=== WHAT IS ASKED ===
Please quote the data below word for word, from the start of the data through the line that contains "reminder-button[interactable] bbox=[702, 364, 831, 462]".

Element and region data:

····················

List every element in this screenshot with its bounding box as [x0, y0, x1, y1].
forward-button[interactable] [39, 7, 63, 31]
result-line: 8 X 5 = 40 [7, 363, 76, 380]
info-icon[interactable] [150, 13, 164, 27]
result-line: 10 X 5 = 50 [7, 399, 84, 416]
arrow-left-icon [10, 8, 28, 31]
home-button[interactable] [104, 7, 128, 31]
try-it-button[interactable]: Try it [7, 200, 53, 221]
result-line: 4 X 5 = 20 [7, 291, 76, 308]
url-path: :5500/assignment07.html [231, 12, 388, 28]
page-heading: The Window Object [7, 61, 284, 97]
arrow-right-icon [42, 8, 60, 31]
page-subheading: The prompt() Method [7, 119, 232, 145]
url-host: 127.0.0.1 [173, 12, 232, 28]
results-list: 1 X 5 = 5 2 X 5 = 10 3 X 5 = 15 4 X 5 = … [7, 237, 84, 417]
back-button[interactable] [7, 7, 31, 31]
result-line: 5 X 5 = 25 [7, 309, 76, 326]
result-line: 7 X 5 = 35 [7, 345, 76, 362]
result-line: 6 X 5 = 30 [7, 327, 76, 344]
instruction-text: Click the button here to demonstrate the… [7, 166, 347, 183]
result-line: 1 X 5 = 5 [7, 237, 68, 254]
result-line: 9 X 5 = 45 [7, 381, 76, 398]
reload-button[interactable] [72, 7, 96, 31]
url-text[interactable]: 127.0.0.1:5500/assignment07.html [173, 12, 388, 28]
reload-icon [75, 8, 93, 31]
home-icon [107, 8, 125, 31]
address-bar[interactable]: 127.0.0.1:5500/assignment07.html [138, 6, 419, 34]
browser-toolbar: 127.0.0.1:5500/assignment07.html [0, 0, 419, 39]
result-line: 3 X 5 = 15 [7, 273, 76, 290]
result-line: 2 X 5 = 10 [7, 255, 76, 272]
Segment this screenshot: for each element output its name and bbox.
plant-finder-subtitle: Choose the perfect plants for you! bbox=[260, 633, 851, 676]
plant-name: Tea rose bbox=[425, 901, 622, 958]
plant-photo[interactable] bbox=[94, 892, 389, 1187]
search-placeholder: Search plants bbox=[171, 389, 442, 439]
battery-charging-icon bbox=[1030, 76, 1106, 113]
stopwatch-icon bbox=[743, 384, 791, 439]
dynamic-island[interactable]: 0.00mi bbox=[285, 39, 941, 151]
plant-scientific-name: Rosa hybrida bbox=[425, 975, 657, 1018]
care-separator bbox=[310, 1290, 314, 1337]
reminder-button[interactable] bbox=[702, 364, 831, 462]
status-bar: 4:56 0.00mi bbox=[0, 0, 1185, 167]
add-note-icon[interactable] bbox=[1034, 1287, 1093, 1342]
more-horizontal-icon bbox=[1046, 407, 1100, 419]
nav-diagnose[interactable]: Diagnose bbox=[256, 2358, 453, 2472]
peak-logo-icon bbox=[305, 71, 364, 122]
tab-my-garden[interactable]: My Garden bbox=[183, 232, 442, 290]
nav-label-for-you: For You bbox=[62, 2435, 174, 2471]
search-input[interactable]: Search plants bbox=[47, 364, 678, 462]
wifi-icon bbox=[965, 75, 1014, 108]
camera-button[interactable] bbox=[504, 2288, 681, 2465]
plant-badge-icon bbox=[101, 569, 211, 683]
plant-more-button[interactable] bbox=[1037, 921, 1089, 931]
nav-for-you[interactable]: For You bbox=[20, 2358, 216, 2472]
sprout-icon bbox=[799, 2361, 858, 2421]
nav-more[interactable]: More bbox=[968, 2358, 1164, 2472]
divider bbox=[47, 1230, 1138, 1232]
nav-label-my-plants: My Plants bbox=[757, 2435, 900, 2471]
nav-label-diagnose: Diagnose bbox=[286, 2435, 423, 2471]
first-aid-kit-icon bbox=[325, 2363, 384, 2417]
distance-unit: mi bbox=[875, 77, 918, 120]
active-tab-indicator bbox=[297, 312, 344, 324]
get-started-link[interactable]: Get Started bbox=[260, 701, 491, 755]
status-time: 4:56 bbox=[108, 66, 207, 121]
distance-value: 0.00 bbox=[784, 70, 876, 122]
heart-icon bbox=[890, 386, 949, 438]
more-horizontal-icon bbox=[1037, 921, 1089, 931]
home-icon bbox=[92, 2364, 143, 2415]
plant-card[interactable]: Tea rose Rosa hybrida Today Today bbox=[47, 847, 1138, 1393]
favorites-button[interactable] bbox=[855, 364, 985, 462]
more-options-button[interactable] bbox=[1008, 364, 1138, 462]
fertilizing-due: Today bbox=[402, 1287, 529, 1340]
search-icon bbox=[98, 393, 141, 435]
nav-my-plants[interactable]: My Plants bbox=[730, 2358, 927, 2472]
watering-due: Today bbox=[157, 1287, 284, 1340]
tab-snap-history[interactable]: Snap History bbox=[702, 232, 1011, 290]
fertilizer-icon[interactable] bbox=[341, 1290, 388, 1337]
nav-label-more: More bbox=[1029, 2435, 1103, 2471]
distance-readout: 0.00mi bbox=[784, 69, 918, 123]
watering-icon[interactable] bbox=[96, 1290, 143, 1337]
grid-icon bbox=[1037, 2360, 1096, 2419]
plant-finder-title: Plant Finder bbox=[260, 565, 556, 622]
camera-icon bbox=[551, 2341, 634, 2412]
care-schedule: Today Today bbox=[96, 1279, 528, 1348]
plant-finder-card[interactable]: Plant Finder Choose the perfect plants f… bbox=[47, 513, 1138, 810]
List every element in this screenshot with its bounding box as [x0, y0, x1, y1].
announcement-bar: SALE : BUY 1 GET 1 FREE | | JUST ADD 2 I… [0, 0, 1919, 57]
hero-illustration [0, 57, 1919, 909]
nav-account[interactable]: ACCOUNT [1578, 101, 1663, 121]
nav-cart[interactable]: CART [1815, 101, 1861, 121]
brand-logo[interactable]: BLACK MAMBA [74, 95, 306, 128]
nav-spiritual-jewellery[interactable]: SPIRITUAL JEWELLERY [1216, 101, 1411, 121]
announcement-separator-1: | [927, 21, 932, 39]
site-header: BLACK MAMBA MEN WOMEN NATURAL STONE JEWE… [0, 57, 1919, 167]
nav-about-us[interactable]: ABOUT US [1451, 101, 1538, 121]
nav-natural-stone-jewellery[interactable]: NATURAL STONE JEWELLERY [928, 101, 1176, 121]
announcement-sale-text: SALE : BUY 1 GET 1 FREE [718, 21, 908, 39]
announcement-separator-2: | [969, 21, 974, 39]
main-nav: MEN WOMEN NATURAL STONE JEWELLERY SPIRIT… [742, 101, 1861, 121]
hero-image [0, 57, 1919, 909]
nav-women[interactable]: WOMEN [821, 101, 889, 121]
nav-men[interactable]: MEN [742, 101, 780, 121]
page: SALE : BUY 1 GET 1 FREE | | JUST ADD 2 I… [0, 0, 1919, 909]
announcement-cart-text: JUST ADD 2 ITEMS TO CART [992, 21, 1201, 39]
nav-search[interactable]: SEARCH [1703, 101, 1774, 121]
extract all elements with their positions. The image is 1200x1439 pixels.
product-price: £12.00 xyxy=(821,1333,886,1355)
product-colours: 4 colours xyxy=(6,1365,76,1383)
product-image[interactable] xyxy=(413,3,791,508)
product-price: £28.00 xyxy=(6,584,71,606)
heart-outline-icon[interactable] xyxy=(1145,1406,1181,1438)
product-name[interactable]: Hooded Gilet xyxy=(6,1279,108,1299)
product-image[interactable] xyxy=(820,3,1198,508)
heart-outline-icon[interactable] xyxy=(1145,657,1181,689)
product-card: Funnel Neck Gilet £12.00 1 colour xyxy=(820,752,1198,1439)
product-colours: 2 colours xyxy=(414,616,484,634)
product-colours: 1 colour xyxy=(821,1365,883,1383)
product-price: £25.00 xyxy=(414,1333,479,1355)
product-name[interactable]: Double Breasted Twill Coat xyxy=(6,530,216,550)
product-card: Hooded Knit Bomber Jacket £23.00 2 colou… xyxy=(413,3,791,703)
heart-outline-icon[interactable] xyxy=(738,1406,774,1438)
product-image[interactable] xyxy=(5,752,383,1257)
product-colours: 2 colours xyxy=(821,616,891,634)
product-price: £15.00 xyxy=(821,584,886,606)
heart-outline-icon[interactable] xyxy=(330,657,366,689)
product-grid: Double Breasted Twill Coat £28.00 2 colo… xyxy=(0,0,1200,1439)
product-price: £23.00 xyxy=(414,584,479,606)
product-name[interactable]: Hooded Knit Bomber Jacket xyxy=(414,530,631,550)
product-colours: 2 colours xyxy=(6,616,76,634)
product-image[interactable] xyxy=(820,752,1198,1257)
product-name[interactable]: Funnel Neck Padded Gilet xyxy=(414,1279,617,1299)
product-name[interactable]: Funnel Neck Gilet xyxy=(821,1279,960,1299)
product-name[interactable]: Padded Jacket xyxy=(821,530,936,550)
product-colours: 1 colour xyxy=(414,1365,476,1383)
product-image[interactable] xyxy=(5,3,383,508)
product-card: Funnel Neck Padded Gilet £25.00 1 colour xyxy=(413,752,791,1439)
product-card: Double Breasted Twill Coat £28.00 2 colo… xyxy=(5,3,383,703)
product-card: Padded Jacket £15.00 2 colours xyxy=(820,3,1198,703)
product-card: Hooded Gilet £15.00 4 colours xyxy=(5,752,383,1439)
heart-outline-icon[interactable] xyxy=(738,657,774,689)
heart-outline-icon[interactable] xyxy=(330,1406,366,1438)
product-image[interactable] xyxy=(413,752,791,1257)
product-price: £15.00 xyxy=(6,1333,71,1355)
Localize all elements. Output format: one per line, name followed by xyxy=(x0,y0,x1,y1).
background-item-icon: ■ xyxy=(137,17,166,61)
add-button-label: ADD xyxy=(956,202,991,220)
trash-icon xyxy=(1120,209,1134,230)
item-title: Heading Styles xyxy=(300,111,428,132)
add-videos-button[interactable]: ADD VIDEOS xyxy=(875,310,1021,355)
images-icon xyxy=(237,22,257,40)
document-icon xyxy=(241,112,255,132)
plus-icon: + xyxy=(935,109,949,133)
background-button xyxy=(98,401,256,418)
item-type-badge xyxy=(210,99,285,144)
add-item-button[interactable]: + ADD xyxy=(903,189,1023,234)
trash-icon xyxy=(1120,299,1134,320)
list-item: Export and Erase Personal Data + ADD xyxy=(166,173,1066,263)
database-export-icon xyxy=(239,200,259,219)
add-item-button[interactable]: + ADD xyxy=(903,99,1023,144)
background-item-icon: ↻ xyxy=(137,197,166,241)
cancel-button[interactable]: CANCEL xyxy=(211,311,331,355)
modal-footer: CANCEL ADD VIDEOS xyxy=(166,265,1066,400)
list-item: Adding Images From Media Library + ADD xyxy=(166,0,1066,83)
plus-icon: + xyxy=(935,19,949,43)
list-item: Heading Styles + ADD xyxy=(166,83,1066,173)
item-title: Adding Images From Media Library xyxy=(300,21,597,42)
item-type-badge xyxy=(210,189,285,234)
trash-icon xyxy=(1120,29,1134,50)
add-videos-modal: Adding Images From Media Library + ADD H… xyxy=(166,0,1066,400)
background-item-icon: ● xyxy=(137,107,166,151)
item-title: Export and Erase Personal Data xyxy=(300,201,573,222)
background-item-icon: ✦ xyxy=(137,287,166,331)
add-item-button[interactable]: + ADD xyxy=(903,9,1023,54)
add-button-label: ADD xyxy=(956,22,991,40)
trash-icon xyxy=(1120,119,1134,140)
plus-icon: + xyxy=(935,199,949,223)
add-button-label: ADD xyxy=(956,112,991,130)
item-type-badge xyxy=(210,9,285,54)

····················

=== ANSWER BELOW ===
List every element in this screenshot with its bounding box as [x0, y0, x1, y1].
forward-button[interactable] [39, 7, 63, 31]
result-line: 8 X 5 = 40 [7, 363, 76, 380]
info-icon[interactable] [150, 13, 164, 27]
result-line: 10 X 5 = 50 [7, 399, 84, 416]
arrow-left-icon [10, 8, 28, 31]
home-button[interactable] [104, 7, 128, 31]
try-it-button[interactable]: Try it [7, 200, 53, 221]
result-line: 4 X 5 = 20 [7, 291, 76, 308]
url-path: :5500/assignment07.html [231, 12, 388, 28]
page-heading: The Window Object [7, 61, 284, 97]
arrow-right-icon [42, 8, 60, 31]
page-subheading: The prompt() Method [7, 119, 232, 145]
url-host: 127.0.0.1 [173, 12, 232, 28]
results-list: 1 X 5 = 5 2 X 5 = 10 3 X 5 = 15 4 X 5 = … [7, 237, 84, 417]
back-button[interactable] [7, 7, 31, 31]
result-line: 5 X 5 = 25 [7, 309, 76, 326]
result-line: 7 X 5 = 35 [7, 345, 76, 362]
result-line: 6 X 5 = 30 [7, 327, 76, 344]
instruction-text: Click the button here to demonstrate the… [7, 166, 347, 183]
result-line: 1 X 5 = 5 [7, 237, 68, 254]
result-line: 9 X 5 = 45 [7, 381, 76, 398]
reload-button[interactable] [72, 7, 96, 31]
url-text[interactable]: 127.0.0.1:5500/assignment07.html [173, 12, 388, 28]
reload-icon [75, 8, 93, 31]
home-icon [107, 8, 125, 31]
address-bar[interactable]: 127.0.0.1:5500/assignment07.html [138, 6, 419, 34]
browser-toolbar: 127.0.0.1:5500/assignment07.html [0, 0, 419, 39]
result-line: 3 X 5 = 15 [7, 273, 76, 290]
result-line: 2 X 5 = 10 [7, 255, 76, 272]
Segment this screenshot: for each element output its name and bbox.
plant-finder-subtitle: Choose the perfect plants for you! bbox=[260, 633, 851, 676]
plant-name: Tea rose bbox=[425, 901, 622, 958]
plant-photo[interactable] bbox=[94, 892, 389, 1187]
search-placeholder: Search plants bbox=[171, 389, 442, 439]
battery-charging-icon bbox=[1030, 76, 1106, 113]
stopwatch-icon bbox=[743, 384, 791, 439]
dynamic-island[interactable]: 0.00mi bbox=[285, 39, 941, 151]
plant-scientific-name: Rosa hybrida bbox=[425, 975, 657, 1018]
care-separator bbox=[310, 1290, 314, 1337]
reminder-button[interactable] bbox=[702, 364, 831, 462]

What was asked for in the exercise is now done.